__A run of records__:
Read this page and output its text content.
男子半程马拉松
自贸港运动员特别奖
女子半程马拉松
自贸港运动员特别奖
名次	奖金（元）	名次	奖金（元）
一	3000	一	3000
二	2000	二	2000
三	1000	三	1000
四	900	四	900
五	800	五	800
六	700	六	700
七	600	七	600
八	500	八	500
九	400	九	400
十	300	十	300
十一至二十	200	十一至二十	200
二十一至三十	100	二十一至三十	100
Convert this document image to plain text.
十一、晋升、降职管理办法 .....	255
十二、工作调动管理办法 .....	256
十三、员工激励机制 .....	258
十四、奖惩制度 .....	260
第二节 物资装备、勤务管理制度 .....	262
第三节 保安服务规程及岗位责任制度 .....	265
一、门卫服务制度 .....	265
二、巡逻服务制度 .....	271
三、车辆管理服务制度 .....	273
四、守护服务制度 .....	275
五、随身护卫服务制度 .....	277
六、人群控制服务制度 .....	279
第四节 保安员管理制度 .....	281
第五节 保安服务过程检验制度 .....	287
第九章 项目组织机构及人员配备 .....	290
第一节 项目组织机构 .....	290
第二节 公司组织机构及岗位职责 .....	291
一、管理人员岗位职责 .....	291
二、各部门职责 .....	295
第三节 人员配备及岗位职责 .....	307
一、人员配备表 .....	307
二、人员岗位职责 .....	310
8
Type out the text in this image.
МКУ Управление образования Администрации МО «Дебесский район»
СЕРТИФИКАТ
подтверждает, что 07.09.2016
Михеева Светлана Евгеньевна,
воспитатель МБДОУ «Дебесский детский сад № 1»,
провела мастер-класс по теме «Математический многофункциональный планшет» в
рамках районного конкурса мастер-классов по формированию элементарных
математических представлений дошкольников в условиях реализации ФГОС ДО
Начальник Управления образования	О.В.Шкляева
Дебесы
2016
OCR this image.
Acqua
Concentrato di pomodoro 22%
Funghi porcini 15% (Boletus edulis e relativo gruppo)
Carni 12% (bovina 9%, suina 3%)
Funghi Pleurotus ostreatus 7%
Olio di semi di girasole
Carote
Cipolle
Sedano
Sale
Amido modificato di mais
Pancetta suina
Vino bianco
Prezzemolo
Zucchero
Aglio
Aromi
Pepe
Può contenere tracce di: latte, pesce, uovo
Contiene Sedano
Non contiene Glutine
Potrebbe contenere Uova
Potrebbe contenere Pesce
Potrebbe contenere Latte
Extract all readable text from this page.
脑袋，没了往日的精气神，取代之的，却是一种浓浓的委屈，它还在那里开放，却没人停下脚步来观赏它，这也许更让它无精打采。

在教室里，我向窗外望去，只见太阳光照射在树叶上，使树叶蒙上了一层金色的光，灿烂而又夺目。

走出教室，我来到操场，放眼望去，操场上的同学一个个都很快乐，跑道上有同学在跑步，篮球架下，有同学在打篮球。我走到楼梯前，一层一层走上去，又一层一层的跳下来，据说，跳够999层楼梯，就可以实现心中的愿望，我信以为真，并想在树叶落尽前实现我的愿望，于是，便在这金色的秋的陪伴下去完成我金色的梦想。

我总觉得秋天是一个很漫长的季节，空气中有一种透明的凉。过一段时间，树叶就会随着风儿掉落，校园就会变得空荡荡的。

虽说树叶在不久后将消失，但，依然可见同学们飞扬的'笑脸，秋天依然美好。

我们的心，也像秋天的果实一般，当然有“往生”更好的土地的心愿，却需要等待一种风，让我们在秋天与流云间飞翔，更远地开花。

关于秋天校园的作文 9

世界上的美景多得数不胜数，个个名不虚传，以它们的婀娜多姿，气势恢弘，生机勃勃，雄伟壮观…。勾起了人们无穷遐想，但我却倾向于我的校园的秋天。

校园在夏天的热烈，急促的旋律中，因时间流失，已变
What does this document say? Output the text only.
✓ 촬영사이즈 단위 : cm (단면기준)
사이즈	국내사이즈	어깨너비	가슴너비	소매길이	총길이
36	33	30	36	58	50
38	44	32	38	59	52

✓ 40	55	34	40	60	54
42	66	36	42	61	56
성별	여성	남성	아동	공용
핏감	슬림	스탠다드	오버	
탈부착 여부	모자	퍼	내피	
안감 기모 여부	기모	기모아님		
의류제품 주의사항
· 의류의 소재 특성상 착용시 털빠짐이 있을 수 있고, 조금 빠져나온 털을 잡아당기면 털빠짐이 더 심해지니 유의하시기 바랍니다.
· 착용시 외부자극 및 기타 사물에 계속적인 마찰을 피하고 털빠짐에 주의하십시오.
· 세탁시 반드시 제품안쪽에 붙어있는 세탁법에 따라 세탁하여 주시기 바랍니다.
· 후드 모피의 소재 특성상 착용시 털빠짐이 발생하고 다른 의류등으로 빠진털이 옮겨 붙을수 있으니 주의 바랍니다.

__Brief__:
Type out the material again exactly as presented.

__Full answer__:
Read this page and output its text content.
男子半程马拉松
自贸港运动员特别奖
女子半程马拉松
自贸港运动员特别奖
名次	奖金（元）	名次	奖金（元）
一	3000	一	3000
二	2000	二	2000
三	1000	三	1000
四	900	四	900
五	800	五	800
六	700	六	700
七	600	七	600
八	500	八	500
九	400	九	400
十	300	十	300
十一至二十	200	十一至二十	200
二十一至三十	100	二十一至三十	100
Convert this document image to plain text.
十一、晋升、降职管理办法 .....	255
十二、工作调动管理办法 .....	256
十三、员工激励机制 .....	258
十四、奖惩制度 .....	260
第二节 物资装备、勤务管理制度 .....	262
第三节 保安服务规程及岗位责任制度 .....	265
一、门卫服务制度 .....	265
二、巡逻服务制度 .....	271
三、车辆管理服务制度 .....	273
四、守护服务制度 .....	275
五、随身护卫服务制度 .....	277
六、人群控制服务制度 .....	279
第四节 保安员管理制度 .....	281
第五节 保安服务过程检验制度 .....	287
第九章 项目组织机构及人员配备 .....	290
第一节 项目组织机构 .....	290
第二节 公司组织机构及岗位职责 .....	291
一、管理人员岗位职责 .....	291
二、各部门职责 .....	295
第三节 人员配备及岗位职责 .....	307
一、人员配备表 .....	307
二、人员岗位职责 .....	310
8
Type out the text in this image.
МКУ Управление образования Администрации МО «Дебесский район»
СЕРТИФИКАТ
подтверждает, что 07.09.2016
Михеева Светлана Евгеньевна,
воспитатель МБДОУ «Дебесский детский сад № 1»,
провела мастер-класс по теме «Математический многофункциональный планшет» в
рамках районного конкурса мастер-классов по формированию элементарных
математических представлений дошкольников в условиях реализации ФГОС ДО
Начальник Управления образования	О.В.Шкляева
Дебесы
2016
OCR this image.
Acqua
Concentrato di pomodoro 22%
Funghi porcini 15% (Boletus edulis e relativo gruppo)
Carni 12% (bovina 9%, suina 3%)
Funghi Pleurotus ostreatus 7%
Olio di semi di girasole
Carote
Cipolle
Sedano
Sale
Amido modificato di mais
Pancetta suina
Vino bianco
Prezzemolo
Zucchero
Aglio
Aromi
Pepe
Può contenere tracce di: latte, pesce, uovo
Contiene Sedano
Non contiene Glutine
Potrebbe contenere Uova
Potrebbe contenere Pesce
Potrebbe contenere Latte
Extract all readable text from this page.
脑袋，没了往日的精气神，取代之的，却是一种浓浓的委屈，它还在那里开放，却没人停下脚步来观赏它，这也许更让它无精打采。

在教室里，我向窗外望去，只见太阳光照射在树叶上，使树叶蒙上了一层金色的光，灿烂而又夺目。

走出教室，我来到操场，放眼望去，操场上的同学一个个都很快乐，跑道上有同学在跑步，篮球架下，有同学在打篮球。我走到楼梯前，一层一层走上去，又一层一层的跳下来，据说，跳够999层楼梯，就可以实现心中的愿望，我信以为真，并想在树叶落尽前实现我的愿望，于是，便在这金色的秋的陪伴下去完成我金色的梦想。

我总觉得秋天是一个很漫长的季节，空气中有一种透明的凉。过一段时间，树叶就会随着风儿掉落，校园就会变得空荡荡的。

虽说树叶在不久后将消失，但，依然可见同学们飞扬的'笑脸，秋天依然美好。

我们的心，也像秋天的果实一般，当然有“往生”更好的土地的心愿，却需要等待一种风，让我们在秋天与流云间飞翔，更远地开花。

关于秋天校园的作文 9

世界上的美景多得数不胜数，个个名不虚传，以它们的婀娜多姿，气势恢弘，生机勃勃，雄伟壮观…。勾起了人们无穷遐想，但我却倾向于我的校园的秋天。

校园在夏天的热烈，急促的旋律中，因时间流失，已变
What does this document say? Output the text only.
✓ 촬영사이즈 단위 : cm (단면기준)
사이즈	국내사이즈	어깨너비	가슴너비	소매길이	총길이
36	33	30	36	58	50
38	44	32	38	59	52

✓ 40	55	34	40	60	54
42	66	36	42	61	56
성별	여성	남성	아동	공용
핏감	슬림	스탠다드	오버	
탈부착 여부	모자	퍼	내피	
안감 기모 여부	기모	기모아님		
의류제품 주의사항
· 의류의 소재 특성상 착용시 털빠짐이 있을 수 있고, 조금 빠져나온 털을 잡아당기면 털빠짐이 더 심해지니 유의하시기 바랍니다.
· 착용시 외부자극 및 기타 사물에 계속적인 마찰을 피하고 털빠짐에 주의하십시오.
· 세탁시 반드시 제품안쪽에 붙어있는 세탁법에 따라 세탁하여 주시기 바랍니다.
· 후드 모피의 소재 특성상 착용시 털빠짐이 발생하고 다른 의류등으로 빠진털이 옮겨 붙을수 있으니 주의 바랍니다.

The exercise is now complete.